** TASK GOAL **
Copy out lines with the word "HÀNG" from the material that follows.

** RAW RECORDS **
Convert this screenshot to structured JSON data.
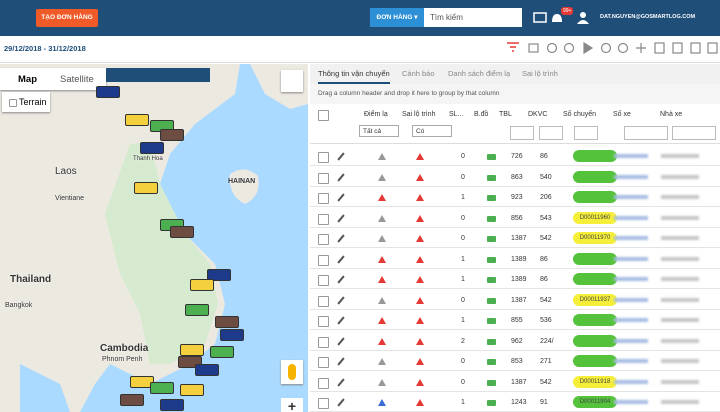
{
  "header": {
    "create_button": "TẠO ĐƠN HÀNG",
    "search_type": "ĐƠN HÀNG ▾",
    "search_placeholder": "Tìm kiếm",
    "notification_badge": "99+",
    "user": "DAT.NGUYEN@GOSMARTLOG.COM"
  },
  "toolbar": {
    "date_range": "29/12/2018 - 31/12/2018"
  },
  "map": {
    "tabs": [
      "Map",
      "Satellite"
    ],
    "terrain": "Terrain",
    "labels": [
      "Laos",
      "Vientiane",
      "Thailand",
      "Bangkok",
      "Cambodia",
      "Phnom Penh",
      "HAINAN",
      "Thanh Hoa"
    ],
    "zoom_in": "+"
  },
  "panel": {
    "tabs": [
      "Thông tin vận chuyển",
      "Cảnh báo",
      "Danh sách điểm lạ",
      "Sai lộ trình"
    ],
    "group_hint": "Drag a column header and drop it here to group by that column",
    "columns": [
      "Điểm lạ",
      "Sai lộ trình",
      "SL...",
      "B.đồ",
      "TBL",
      "DKVC",
      "Số chuyến",
      "Số xe",
      "Nhà xe"
    ],
    "filters": [
      "Tất cả",
      "Có"
    ],
    "rows": [
      {
        "diem_la": "gray",
        "sl": 0,
        "tbl": 726,
        "dkvc": 86,
        "chip": "green",
        "so_chuyen": null
      },
      {
        "diem_la": "gray",
        "sl": 0,
        "tbl": 863,
        "dkvc": 540,
        "chip": "green",
        "so_chuyen": null
      },
      {
        "diem_la": "red",
        "sl": 1,
        "tbl": 923,
        "dkvc": 206,
        "chip": "green",
        "so_chuyen": null
      },
      {
        "diem_la": "gray",
        "sl": 0,
        "tbl": 856,
        "dkvc": 543,
        "chip": "yellow",
        "so_chuyen": "D00011960"
      },
      {
        "diem_la": "gray",
        "sl": 0,
        "tbl": 1387,
        "dkvc": 542,
        "chip": "yellow",
        "so_chuyen": "D00011970"
      },
      {
        "diem_la": "red",
        "sl": 1,
        "tbl": 1389,
        "dkvc": 86,
        "chip": "green",
        "so_chuyen": null
      },
      {
        "diem_la": "red",
        "sl": 1,
        "tbl": 1389,
        "dkvc": 86,
        "chip": "green",
        "so_chuyen": null
      },
      {
        "diem_la": "gray",
        "sl": 0,
        "tbl": 1387,
        "dkvc": 542,
        "chip": "yellow",
        "so_chuyen": "D00011937"
      },
      {
        "diem_la": "red",
        "sl": 1,
        "tbl": 855,
        "dkvc": 536,
        "chip": "green",
        "so_chuyen": null
      },
      {
        "diem_la": "red",
        "sl": 2,
        "tbl": 962,
        "dkvc": "224/",
        "chip": "green",
        "so_chuyen": null
      },
      {
        "diem_la": "gray",
        "sl": 0,
        "tbl": 853,
        "dkvc": 271,
        "chip": "green",
        "so_chuyen": null
      },
      {
        "diem_la": "gray",
        "sl": 0,
        "tbl": 1387,
        "dkvc": 542,
        "chip": "yellow",
        "so_chuyen": "D00011918"
      },
      {
        "diem_la": "blue",
        "sl": 1,
        "tbl": 1243,
        "dkvc": 91,
        "chip": "green",
        "so_chuyen": "D00011904"
      }
    ]
  }
}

** SOLUTION FOR THIS PROBLEM **
    "create_button": "TẠO ĐƠN HÀNG",
    "search_type": "ĐƠN HÀNG ▾",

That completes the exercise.